• _AVAILABLE DATA_:
════════

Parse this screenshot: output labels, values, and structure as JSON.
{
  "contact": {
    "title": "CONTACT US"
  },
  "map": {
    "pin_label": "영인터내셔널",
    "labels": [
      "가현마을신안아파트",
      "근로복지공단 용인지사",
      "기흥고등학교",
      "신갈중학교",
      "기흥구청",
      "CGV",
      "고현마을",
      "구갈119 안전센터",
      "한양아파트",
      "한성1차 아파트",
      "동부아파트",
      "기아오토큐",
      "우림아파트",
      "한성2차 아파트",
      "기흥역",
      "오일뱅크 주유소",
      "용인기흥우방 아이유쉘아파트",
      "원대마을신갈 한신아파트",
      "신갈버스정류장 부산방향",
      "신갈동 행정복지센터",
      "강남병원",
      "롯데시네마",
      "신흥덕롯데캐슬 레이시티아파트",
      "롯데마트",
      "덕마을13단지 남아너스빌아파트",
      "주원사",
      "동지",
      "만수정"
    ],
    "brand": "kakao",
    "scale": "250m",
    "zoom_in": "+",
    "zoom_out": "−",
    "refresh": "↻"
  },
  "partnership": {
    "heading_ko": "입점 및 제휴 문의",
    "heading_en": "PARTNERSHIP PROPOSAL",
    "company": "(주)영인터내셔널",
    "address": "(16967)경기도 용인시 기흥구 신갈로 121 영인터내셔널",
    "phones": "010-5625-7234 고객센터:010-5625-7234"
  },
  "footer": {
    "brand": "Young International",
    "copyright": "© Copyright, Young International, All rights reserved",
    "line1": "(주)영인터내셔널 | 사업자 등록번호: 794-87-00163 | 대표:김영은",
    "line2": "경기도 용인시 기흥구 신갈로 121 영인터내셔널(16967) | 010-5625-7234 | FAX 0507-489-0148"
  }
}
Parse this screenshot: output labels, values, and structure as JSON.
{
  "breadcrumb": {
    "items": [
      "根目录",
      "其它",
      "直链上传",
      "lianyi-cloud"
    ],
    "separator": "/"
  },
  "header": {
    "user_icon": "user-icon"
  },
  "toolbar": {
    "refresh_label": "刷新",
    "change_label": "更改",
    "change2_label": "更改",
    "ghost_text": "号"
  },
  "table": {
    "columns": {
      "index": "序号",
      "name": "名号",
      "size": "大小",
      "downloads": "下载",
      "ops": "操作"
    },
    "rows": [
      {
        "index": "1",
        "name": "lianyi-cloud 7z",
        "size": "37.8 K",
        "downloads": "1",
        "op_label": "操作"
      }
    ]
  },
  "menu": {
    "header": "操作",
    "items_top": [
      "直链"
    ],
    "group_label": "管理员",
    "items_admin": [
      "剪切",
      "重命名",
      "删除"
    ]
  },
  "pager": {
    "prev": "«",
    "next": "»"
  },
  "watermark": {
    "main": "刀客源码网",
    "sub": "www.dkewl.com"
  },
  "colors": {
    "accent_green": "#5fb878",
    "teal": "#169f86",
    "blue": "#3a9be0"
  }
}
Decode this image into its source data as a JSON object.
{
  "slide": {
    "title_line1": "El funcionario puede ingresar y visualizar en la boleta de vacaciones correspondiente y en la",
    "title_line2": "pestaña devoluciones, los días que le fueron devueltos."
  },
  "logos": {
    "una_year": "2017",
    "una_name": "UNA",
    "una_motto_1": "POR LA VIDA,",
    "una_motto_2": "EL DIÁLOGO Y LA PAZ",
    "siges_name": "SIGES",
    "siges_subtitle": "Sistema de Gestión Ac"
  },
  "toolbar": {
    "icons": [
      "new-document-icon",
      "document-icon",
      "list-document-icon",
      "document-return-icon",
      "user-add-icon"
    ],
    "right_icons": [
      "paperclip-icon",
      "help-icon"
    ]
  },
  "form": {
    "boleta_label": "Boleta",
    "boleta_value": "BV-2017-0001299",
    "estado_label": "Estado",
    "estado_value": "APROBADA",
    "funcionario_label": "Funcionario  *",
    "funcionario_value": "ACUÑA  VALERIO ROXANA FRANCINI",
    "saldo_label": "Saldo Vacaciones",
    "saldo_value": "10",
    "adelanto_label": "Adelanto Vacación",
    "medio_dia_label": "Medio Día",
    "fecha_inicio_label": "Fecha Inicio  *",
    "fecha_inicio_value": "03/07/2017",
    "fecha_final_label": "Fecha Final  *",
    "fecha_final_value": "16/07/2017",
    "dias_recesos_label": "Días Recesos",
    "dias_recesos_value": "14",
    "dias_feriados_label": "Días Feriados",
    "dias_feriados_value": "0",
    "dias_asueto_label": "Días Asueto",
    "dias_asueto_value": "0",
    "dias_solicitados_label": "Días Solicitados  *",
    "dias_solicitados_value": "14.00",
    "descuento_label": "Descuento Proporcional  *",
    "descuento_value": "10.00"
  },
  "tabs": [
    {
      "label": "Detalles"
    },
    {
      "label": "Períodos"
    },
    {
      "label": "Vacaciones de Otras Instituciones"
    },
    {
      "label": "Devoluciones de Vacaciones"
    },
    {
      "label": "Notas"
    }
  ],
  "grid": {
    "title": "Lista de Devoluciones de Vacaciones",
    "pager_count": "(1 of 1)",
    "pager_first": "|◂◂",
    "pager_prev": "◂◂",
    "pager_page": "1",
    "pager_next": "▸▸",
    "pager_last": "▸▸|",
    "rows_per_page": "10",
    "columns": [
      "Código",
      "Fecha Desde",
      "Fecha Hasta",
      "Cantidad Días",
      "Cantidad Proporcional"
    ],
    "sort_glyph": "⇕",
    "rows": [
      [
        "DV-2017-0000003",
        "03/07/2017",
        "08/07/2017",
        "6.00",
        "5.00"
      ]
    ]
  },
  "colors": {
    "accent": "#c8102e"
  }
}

════════

• _STATED GOAL_:
Reproduce all of the material above word for word.

• _RESPONSE BELOW_:
Parse this screenshot: output labels, values, and structure as JSON.
{
  "contact": {
    "title": "CONTACT US"
  },
  "map": {
    "pin_label": "영인터내셔널",
    "labels": [
      "가현마을신안아파트",
      "근로복지공단 용인지사",
      "기흥고등학교",
      "신갈중학교",
      "기흥구청",
      "CGV",
      "고현마을",
      "구갈119 안전센터",
      "한양아파트",
      "한성1차 아파트",
      "동부아파트",
      "기아오토큐",
      "우림아파트",
      "한성2차 아파트",
      "기흥역",
      "오일뱅크 주유소",
      "용인기흥우방 아이유쉘아파트",
      "원대마을신갈 한신아파트",
      "신갈버스정류장 부산방향",
      "신갈동 행정복지센터",
      "강남병원",
      "롯데시네마",
      "신흥덕롯데캐슬 레이시티아파트",
      "롯데마트",
      "덕마을13단지 남아너스빌아파트",
      "주원사",
      "동지",
      "만수정"
    ],
    "brand": "kakao",
    "scale": "250m",
    "zoom_in": "+",
    "zoom_out": "−",
    "refresh": "↻"
  },
  "partnership": {
    "heading_ko": "입점 및 제휴 문의",
    "heading_en": "PARTNERSHIP PROPOSAL",
    "company": "(주)영인터내셔널",
    "address": "(16967)경기도 용인시 기흥구 신갈로 121 영인터내셔널",
    "phones": "010-5625-7234 고객센터:010-5625-7234"
  },
  "footer": {
    "brand": "Young International",
    "copyright": "© Copyright, Young International, All rights reserved",
    "line1": "(주)영인터내셔널 | 사업자 등록번호: 794-87-00163 | 대표:김영은",
    "line2": "경기도 용인시 기흥구 신갈로 121 영인터내셔널(16967) | 010-5625-7234 | FAX 0507-489-0148"
  }
}
Parse this screenshot: output labels, values, and structure as JSON.
{
  "breadcrumb": {
    "items": [
      "根目录",
      "其它",
      "直链上传",
      "lianyi-cloud"
    ],
    "separator": "/"
  },
  "header": {
    "user_icon": "user-icon"
  },
  "toolbar": {
    "refresh_label": "刷新",
    "change_label": "更改",
    "change2_label": "更改",
    "ghost_text": "号"
  },
  "table": {
    "columns": {
      "index": "序号",
      "name": "名号",
      "size": "大小",
      "downloads": "下载",
      "ops": "操作"
    },
    "rows": [
      {
        "index": "1",
        "name": "lianyi-cloud 7z",
        "size": "37.8 K",
        "downloads": "1",
        "op_label": "操作"
      }
    ]
  },
  "menu": {
    "header": "操作",
    "items_top": [
      "直链"
    ],
    "group_label": "管理员",
    "items_admin": [
      "剪切",
      "重命名",
      "删除"
    ]
  },
  "pager": {
    "prev": "«",
    "next": "»"
  },
  "watermark": {
    "main": "刀客源码网",
    "sub": "www.dkewl.com"
  },
  "colors": {
    "accent_green": "#5fb878",
    "teal": "#169f86",
    "blue": "#3a9be0"
  }
}
Decode this image into its source data as a JSON object.
{
  "slide": {
    "title_line1": "El funcionario puede ingresar y visualizar en la boleta de vacaciones correspondiente y en la",
    "title_line2": "pestaña devoluciones, los días que le fueron devueltos."
  },
  "logos": {
    "una_year": "2017",
    "una_name": "UNA",
    "una_motto_1": "POR LA VIDA,",
    "una_motto_2": "EL DIÁLOGO Y LA PAZ",
    "siges_name": "SIGES",
    "siges_subtitle": "Sistema de Gestión Ac"
  },
  "toolbar": {
    "icons": [
      "new-document-icon",
      "document-icon",
      "list-document-icon",
      "document-return-icon",
      "user-add-icon"
    ],
    "right_icons": [
      "paperclip-icon",
      "help-icon"
    ]
  },
  "form": {
    "boleta_label": "Boleta",
    "boleta_value": "BV-2017-0001299",
    "estado_label": "Estado",
    "estado_value": "APROBADA",
    "funcionario_label": "Funcionario  *",
    "funcionario_value": "ACUÑA  VALERIO ROXANA FRANCINI",
    "saldo_label": "Saldo Vacaciones",
    "saldo_value": "10",
    "adelanto_label": "Adelanto Vacación",
    "medio_dia_label": "Medio Día",
    "fecha_inicio_label": "Fecha Inicio  *",
    "fecha_inicio_value": "03/07/2017",
    "fecha_final_label": "Fecha Final  *",
    "fecha_final_value": "16/07/2017",
    "dias_recesos_label": "Días Recesos",
    "dias_recesos_value": "14",
    "dias_feriados_label": "Días Feriados",
    "dias_feriados_value": "0",
    "dias_asueto_label": "Días Asueto",
    "dias_asueto_value": "0",
    "dias_solicitados_label": "Días Solicitados  *",
    "dias_solicitados_value": "14.00",
    "descuento_label": "Descuento Proporcional  *",
    "descuento_value": "10.00"
  },
  "tabs": [
    {
      "label": "Detalles"
    },
    {
      "label": "Períodos"
    },
    {
      "label": "Vacaciones de Otras Instituciones"
    },
    {
      "label": "Devoluciones de Vacaciones"
    },
    {
      "label": "Notas"
    }
  ],
  "grid": {
    "title": "Lista de Devoluciones de Vacaciones",
    "pager_count": "(1 of 1)",
    "pager_first": "|◂◂",
    "pager_prev": "◂◂",
    "pager_page": "1",
    "pager_next": "▸▸",
    "pager_last": "▸▸|",
    "rows_per_page": "10",
    "columns": [
      "Código",
      "Fecha Desde",
      "Fecha Hasta",
      "Cantidad Días",
      "Cantidad Proporcional"
    ],
    "sort_glyph": "⇕",
    "rows": [
      [
        "DV-2017-0000003",
        "03/07/2017",
        "08/07/2017",
        "6.00",
        "5.00"
      ]
    ]
  },
  "colors": {
    "accent": "#c8102e"
  }
}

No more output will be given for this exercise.